Retype everything from the line containing "- chart-title: Kommunikációs" down to the end of the records, leaving out the pictures.

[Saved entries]
-- -- --
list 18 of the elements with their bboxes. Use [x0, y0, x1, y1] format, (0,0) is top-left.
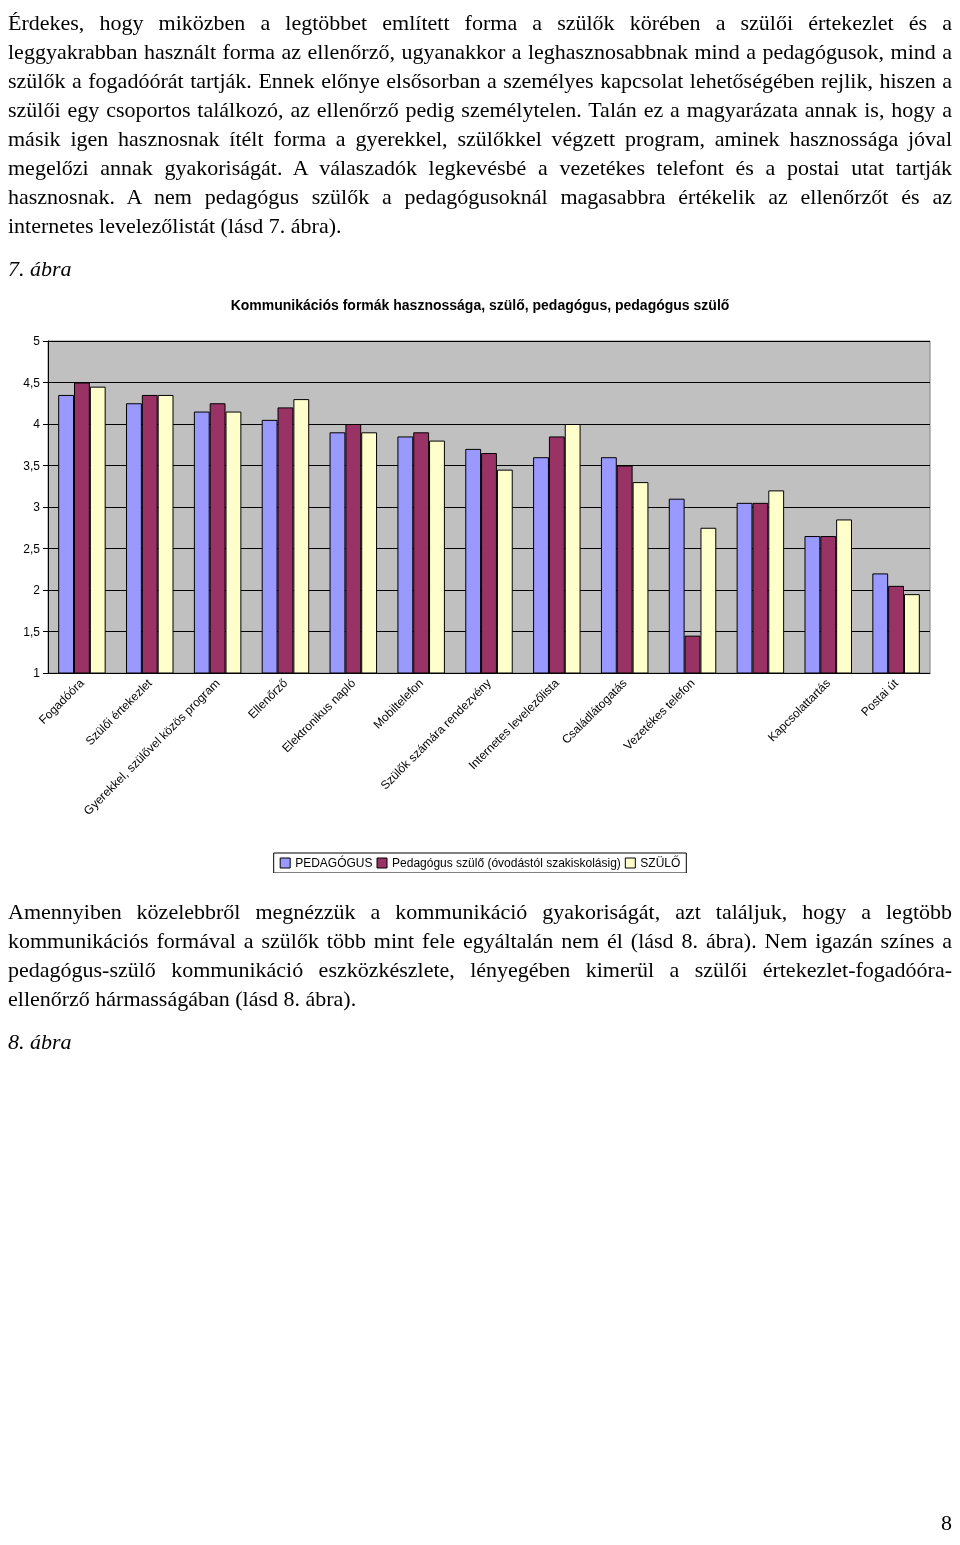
- chart-title: Kommunikációs formák hasznossága, szülő, pedagógus, pedagógus szülő: [230, 297, 730, 313]
- text: 8: [941, 1509, 952, 1537]
- text: 7. ábra: [8, 255, 73, 283]
- y-tick-label: 3: [33, 500, 41, 514]
- y-tick-label: 1,5: [23, 624, 41, 639]
- text: 8. ábra: [8, 1028, 73, 1056]
- y-tick-label: 5: [33, 334, 41, 348]
- y-tick-label: 2,5: [23, 541, 41, 556]
- legend-label: Pedagógus szülő (óvodástól szakiskolásig): [392, 856, 621, 870]
- y-tick-label: 1: [33, 666, 41, 680]
- text: Érdekes, hogy miközben a legtöbbet említett forma a szülők körében a szülői értekezlet és a leggyakrabban használt forma az ellenőrző, ugyanakkor a leghasznosabbnak mind a pedagógusok, mind a szülők a fogadóórát tartják. Ennek előnye elsősorban a személyes kapcsolat lehetőségében rejlik, hiszen a szülői egy csoportos találkozó, az ellenőrző pedig személytelen. Talán ez a magyarázata annak is, hogy a másik igen hasznosnak ítélt forma a gyerekkel, szülőkkel végzett program, aminek hasznossága jóval megelőzi annak gyakoriságát. A válaszadók legkevésbé a vezetékes telefont és a postai utat tartják hasznosnak. A nem pedagógus szülők a pedagógusoknál magasabbra értékelik az ellenőrzőt és az internetes levelezőlistát (lásd 7. ábra).: [8, 9, 952, 240]
- y-tick-label: 3,5: [23, 458, 41, 473]
- y-tick-label: 4,5: [23, 375, 41, 390]
- legend-label: SZÜLŐ: [640, 855, 681, 870]
- y-tick-label: 4: [33, 417, 41, 431]
- y-tick-label: 2: [33, 583, 41, 597]
- legend-label: PEDAGÓGUS: [295, 855, 373, 870]
- text: Amennyiben közelebbről megnézzük a kommunikáció gyakoriságát, azt találjuk, hogy a legtöbb kommunikációs formával a szülők több mint fele egyáltalán nem él (lásd 8. ábra). Nem igazán színes a pedagógus-szülő kommunikáció eszközkészlete, lényegében kimerül a szülői értekezlet-fogadóóra-ellenőrző hármasságában (lásd 8. ábra).: [8, 898, 952, 1013]
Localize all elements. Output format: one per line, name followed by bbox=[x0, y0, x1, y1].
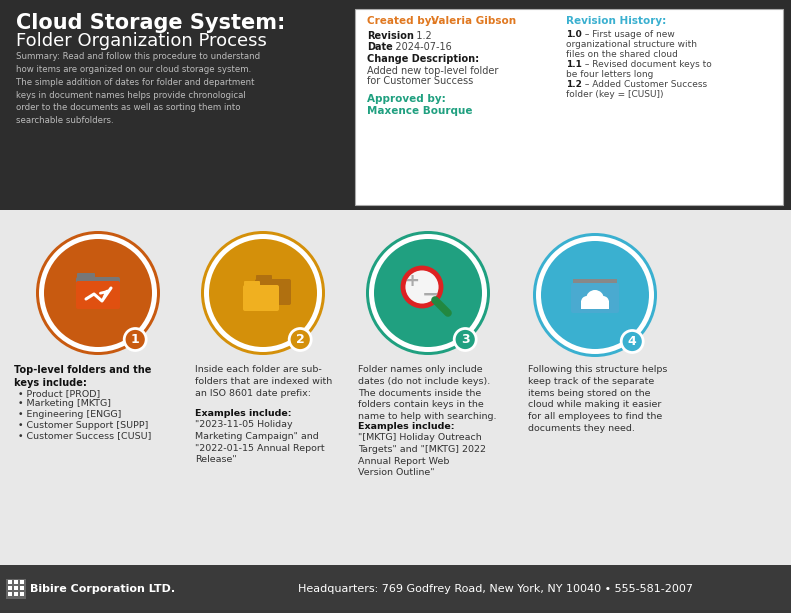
-- -- --
» ANSWER TO THIS TASK
- chart-title: Kommunikációs formák hasznossága, szülő, pedagógus, pedagógus szülő: [230, 297, 730, 313]
- text: 8: [941, 1509, 952, 1537]
- text: 7. ábra: [8, 255, 73, 283]
- y-tick-label: 3: [33, 500, 41, 514]
- y-tick-label: 1,5: [23, 624, 41, 639]
- text: 8. ábra: [8, 1028, 73, 1056]
- y-tick-label: 5: [33, 334, 41, 348]
- y-tick-label: 2,5: [23, 541, 41, 556]
- legend-label: Pedagógus szülő (óvodástól szakiskolásig): [392, 856, 621, 870]
- y-tick-label: 1: [33, 666, 41, 680]
- text: Érdekes, hogy miközben a legtöbbet említett forma a szülők körében a szülői értekezlet és a leggyakrabban használt forma az ellenőrző, ugyanakkor a leghasznosabbnak mind a pedagógusok, mind a szülők a fogadóórát tartják. Ennek előnye elsősorban a személyes kapcsolat lehetőségében rejlik, hiszen a szülői egy csoportos találkozó, az ellenőrző pedig személytelen. Talán ez a magyarázata annak is, hogy a másik igen hasznosnak ítélt forma a gyerekkel, szülőkkel végzett program, aminek hasznossága jóval megelőzi annak gyakoriságát. A válaszadók legkevésbé a vezetékes telefont és a postai utat tartják hasznosnak. A nem pedagógus szülők a pedagógusoknál magasabbra értékelik az ellenőrzőt és az internetes levelezőlistát (lásd 7. ábra).: [8, 9, 952, 240]
- y-tick-label: 3,5: [23, 458, 41, 473]
- y-tick-label: 4,5: [23, 375, 41, 390]
- legend-label: SZÜLŐ: [640, 855, 681, 870]
- y-tick-label: 4: [33, 417, 41, 431]
- y-tick-label: 2: [33, 583, 41, 597]
- legend-label: PEDAGÓGUS: [295, 855, 373, 870]
- text: Amennyiben közelebbről megnézzük a kommunikáció gyakoriságát, azt találjuk, hogy a legtöbb kommunikációs formával a szülők több mint fele egyáltalán nem él (lásd 8. ábra). Nem igazán színes a pedagógus-szülő kommunikáció eszközkészlete, lényegében kimerül a szülői értekezlet-fogadóóra-ellenőrző hármasságában (lásd 8. ábra).: [8, 898, 952, 1013]
Localize all elements. Output format: one per line, name followed by bbox=[x0, y0, x1, y1].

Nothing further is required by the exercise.